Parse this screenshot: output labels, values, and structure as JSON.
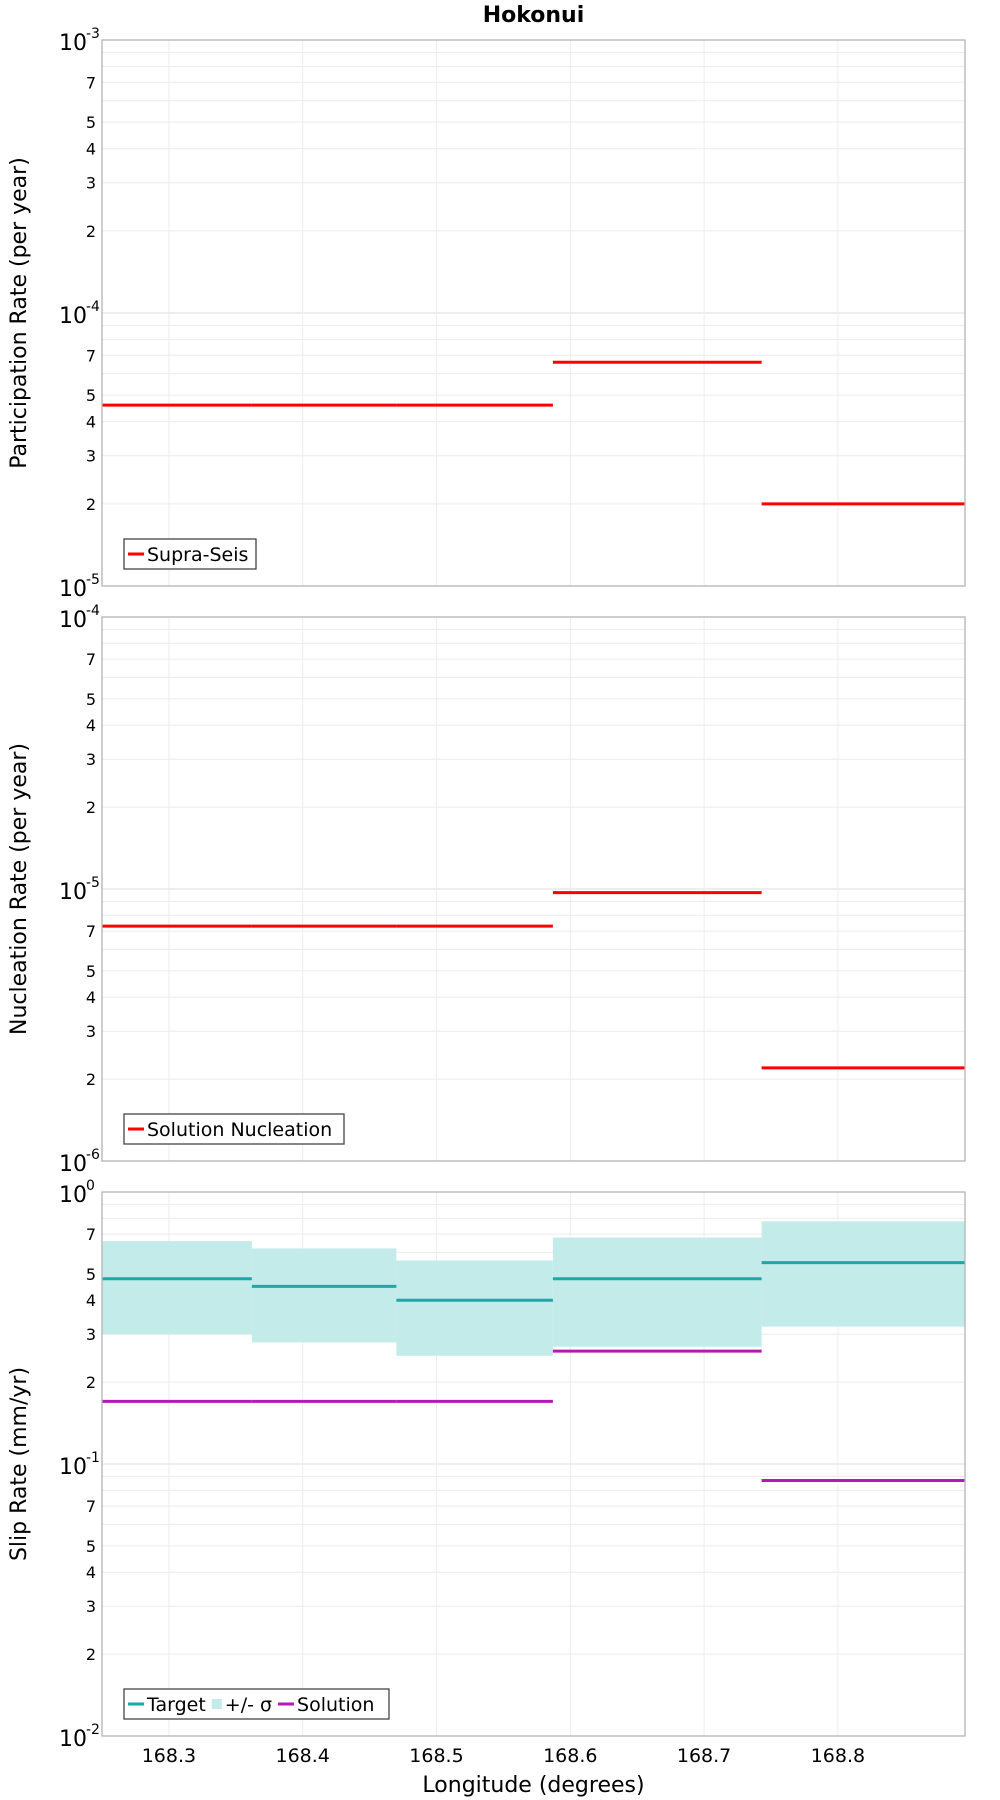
{
  "chart_data": [
    {
      "type": "line",
      "title": "Hokonui",
      "ylabel": "Participation Rate (per year)",
      "xlabel": "",
      "yscale": "log",
      "ylim": [
        1e-05,
        0.001
      ],
      "xlim": [
        168.25,
        168.895
      ],
      "xticks": [],
      "ytick_labels": [
        "10-5",
        "2",
        "3",
        "4",
        "5",
        "7",
        "10-4",
        "2",
        "3",
        "4",
        "5",
        "7",
        "10-3"
      ],
      "grid": true,
      "legend_position": "bottom-left",
      "series": [
        {
          "name": "Supra-Seis",
          "color": "#ff0000",
          "style": "step",
          "segments": [
            {
              "x": [
                168.25,
                168.362
              ],
              "y": 4.6e-05
            },
            {
              "x": [
                168.362,
                168.47
              ],
              "y": 4.6e-05
            },
            {
              "x": [
                168.47,
                168.587
              ],
              "y": 4.6e-05
            },
            {
              "x": [
                168.587,
                168.743
              ],
              "y": 6.6e-05
            },
            {
              "x": [
                168.743,
                168.895
              ],
              "y": 2e-05
            }
          ]
        }
      ]
    },
    {
      "type": "line",
      "title": "",
      "ylabel": "Nucleation Rate (per year)",
      "xlabel": "",
      "yscale": "log",
      "ylim": [
        1e-06,
        0.0001
      ],
      "xlim": [
        168.25,
        168.895
      ],
      "xticks": [],
      "ytick_labels": [
        "10-6",
        "2",
        "3",
        "4",
        "5",
        "7",
        "10-5",
        "2",
        "3",
        "4",
        "5",
        "7",
        "10-4"
      ],
      "grid": true,
      "legend_position": "bottom-left",
      "series": [
        {
          "name": "Solution Nucleation",
          "color": "#ff0000",
          "style": "step",
          "segments": [
            {
              "x": [
                168.25,
                168.362
              ],
              "y": 7.3e-06
            },
            {
              "x": [
                168.362,
                168.47
              ],
              "y": 7.3e-06
            },
            {
              "x": [
                168.47,
                168.587
              ],
              "y": 7.3e-06
            },
            {
              "x": [
                168.587,
                168.743
              ],
              "y": 9.7e-06
            },
            {
              "x": [
                168.743,
                168.895
              ],
              "y": 2.2e-06
            }
          ]
        }
      ]
    },
    {
      "type": "line",
      "title": "",
      "ylabel": "Slip Rate (mm/yr)",
      "xlabel": "Longitude (degrees)",
      "yscale": "log",
      "ylim": [
        0.01,
        1
      ],
      "xlim": [
        168.25,
        168.895
      ],
      "xticks": [
        "168.3",
        "168.4",
        "168.5",
        "168.6",
        "168.7",
        "168.8"
      ],
      "ytick_labels": [
        "10-2",
        "2",
        "3",
        "4",
        "5",
        "7",
        "10-1",
        "2",
        "3",
        "4",
        "5",
        "7",
        "100"
      ],
      "grid": true,
      "legend_position": "bottom-left",
      "series": [
        {
          "name": "Target",
          "color": "#1aa9a9",
          "style": "step",
          "segments": [
            {
              "x": [
                168.25,
                168.362
              ],
              "y": 0.48
            },
            {
              "x": [
                168.362,
                168.47
              ],
              "y": 0.45
            },
            {
              "x": [
                168.47,
                168.587
              ],
              "y": 0.4
            },
            {
              "x": [
                168.587,
                168.743
              ],
              "y": 0.48
            },
            {
              "x": [
                168.743,
                168.895
              ],
              "y": 0.55
            }
          ]
        },
        {
          "name": "+/- σ",
          "color": "#c2ebea",
          "style": "band",
          "segments": [
            {
              "x": [
                168.25,
                168.362
              ],
              "low": 0.3,
              "high": 0.66
            },
            {
              "x": [
                168.362,
                168.47
              ],
              "low": 0.28,
              "high": 0.62
            },
            {
              "x": [
                168.47,
                168.587
              ],
              "low": 0.25,
              "high": 0.56
            },
            {
              "x": [
                168.587,
                168.743
              ],
              "low": 0.27,
              "high": 0.68
            },
            {
              "x": [
                168.743,
                168.895
              ],
              "low": 0.32,
              "high": 0.78
            }
          ]
        },
        {
          "name": "Solution",
          "color": "#b31ab3",
          "style": "step",
          "segments": [
            {
              "x": [
                168.25,
                168.362
              ],
              "y": 0.17
            },
            {
              "x": [
                168.362,
                168.47
              ],
              "y": 0.17
            },
            {
              "x": [
                168.47,
                168.587
              ],
              "y": 0.17
            },
            {
              "x": [
                168.587,
                168.743
              ],
              "y": 0.26
            },
            {
              "x": [
                168.743,
                168.895
              ],
              "y": 0.087
            }
          ]
        }
      ]
    }
  ]
}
┄┄┄┄┄┄
* [JOB]: Print out the lines exactly, skipping any picture.

* [ANSWER IN FULL]:
Parse this screenshot: output labels, values, and structure as JSON.
{
  "chart_data": [
    {
      "type": "line",
      "title": "Hokonui",
      "ylabel": "Participation Rate (per year)",
      "xlabel": "",
      "yscale": "log",
      "ylim": [
        1e-05,
        0.001
      ],
      "xlim": [
        168.25,
        168.895
      ],
      "xticks": [],
      "ytick_labels": [
        "10-5",
        "2",
        "3",
        "4",
        "5",
        "7",
        "10-4",
        "2",
        "3",
        "4",
        "5",
        "7",
        "10-3"
      ],
      "grid": true,
      "legend_position": "bottom-left",
      "series": [
        {
          "name": "Supra-Seis",
          "color": "#ff0000",
          "style": "step",
          "segments": [
            {
              "x": [
                168.25,
                168.362
              ],
              "y": 4.6e-05
            },
            {
              "x": [
                168.362,
                168.47
              ],
              "y": 4.6e-05
            },
            {
              "x": [
                168.47,
                168.587
              ],
              "y": 4.6e-05
            },
            {
              "x": [
                168.587,
                168.743
              ],
              "y": 6.6e-05
            },
            {
              "x": [
                168.743,
                168.895
              ],
              "y": 2e-05
            }
          ]
        }
      ]
    },
    {
      "type": "line",
      "title": "",
      "ylabel": "Nucleation Rate (per year)",
      "xlabel": "",
      "yscale": "log",
      "ylim": [
        1e-06,
        0.0001
      ],
      "xlim": [
        168.25,
        168.895
      ],
      "xticks": [],
      "ytick_labels": [
        "10-6",
        "2",
        "3",
        "4",
        "5",
        "7",
        "10-5",
        "2",
        "3",
        "4",
        "5",
        "7",
        "10-4"
      ],
      "grid": true,
      "legend_position": "bottom-left",
      "series": [
        {
          "name": "Solution Nucleation",
          "color": "#ff0000",
          "style": "step",
          "segments": [
            {
              "x": [
                168.25,
                168.362
              ],
              "y": 7.3e-06
            },
            {
              "x": [
                168.362,
                168.47
              ],
              "y": 7.3e-06
            },
            {
              "x": [
                168.47,
                168.587
              ],
              "y": 7.3e-06
            },
            {
              "x": [
                168.587,
                168.743
              ],
              "y": 9.7e-06
            },
            {
              "x": [
                168.743,
                168.895
              ],
              "y": 2.2e-06
            }
          ]
        }
      ]
    },
    {
      "type": "line",
      "title": "",
      "ylabel": "Slip Rate (mm/yr)",
      "xlabel": "Longitude (degrees)",
      "yscale": "log",
      "ylim": [
        0.01,
        1
      ],
      "xlim": [
        168.25,
        168.895
      ],
      "xticks": [
        "168.3",
        "168.4",
        "168.5",
        "168.6",
        "168.7",
        "168.8"
      ],
      "ytick_labels": [
        "10-2",
        "2",
        "3",
        "4",
        "5",
        "7",
        "10-1",
        "2",
        "3",
        "4",
        "5",
        "7",
        "100"
      ],
      "grid": true,
      "legend_position": "bottom-left",
      "series": [
        {
          "name": "Target",
          "color": "#1aa9a9",
          "style": "step",
          "segments": [
            {
              "x": [
                168.25,
                168.362
              ],
              "y": 0.48
            },
            {
              "x": [
                168.362,
                168.47
              ],
              "y": 0.45
            },
            {
              "x": [
                168.47,
                168.587
              ],
              "y": 0.4
            },
            {
              "x": [
                168.587,
                168.743
              ],
              "y": 0.48
            },
            {
              "x": [
                168.743,
                168.895
              ],
              "y": 0.55
            }
          ]
        },
        {
          "name": "+/- σ",
          "color": "#c2ebea",
          "style": "band",
          "segments": [
            {
              "x": [
                168.25,
                168.362
              ],
              "low": 0.3,
              "high": 0.66
            },
            {
              "x": [
                168.362,
                168.47
              ],
              "low": 0.28,
              "high": 0.62
            },
            {
              "x": [
                168.47,
                168.587
              ],
              "low": 0.25,
              "high": 0.56
            },
            {
              "x": [
                168.587,
                168.743
              ],
              "low": 0.27,
              "high": 0.68
            },
            {
              "x": [
                168.743,
                168.895
              ],
              "low": 0.32,
              "high": 0.78
            }
          ]
        },
        {
          "name": "Solution",
          "color": "#b31ab3",
          "style": "step",
          "segments": [
            {
              "x": [
                168.25,
                168.362
              ],
              "y": 0.17
            },
            {
              "x": [
                168.362,
                168.47
              ],
              "y": 0.17
            },
            {
              "x": [
                168.47,
                168.587
              ],
              "y": 0.17
            },
            {
              "x": [
                168.587,
                168.743
              ],
              "y": 0.26
            },
            {
              "x": [
                168.743,
                168.895
              ],
              "y": 0.087
            }
          ]
        }
      ]
    }
  ]
}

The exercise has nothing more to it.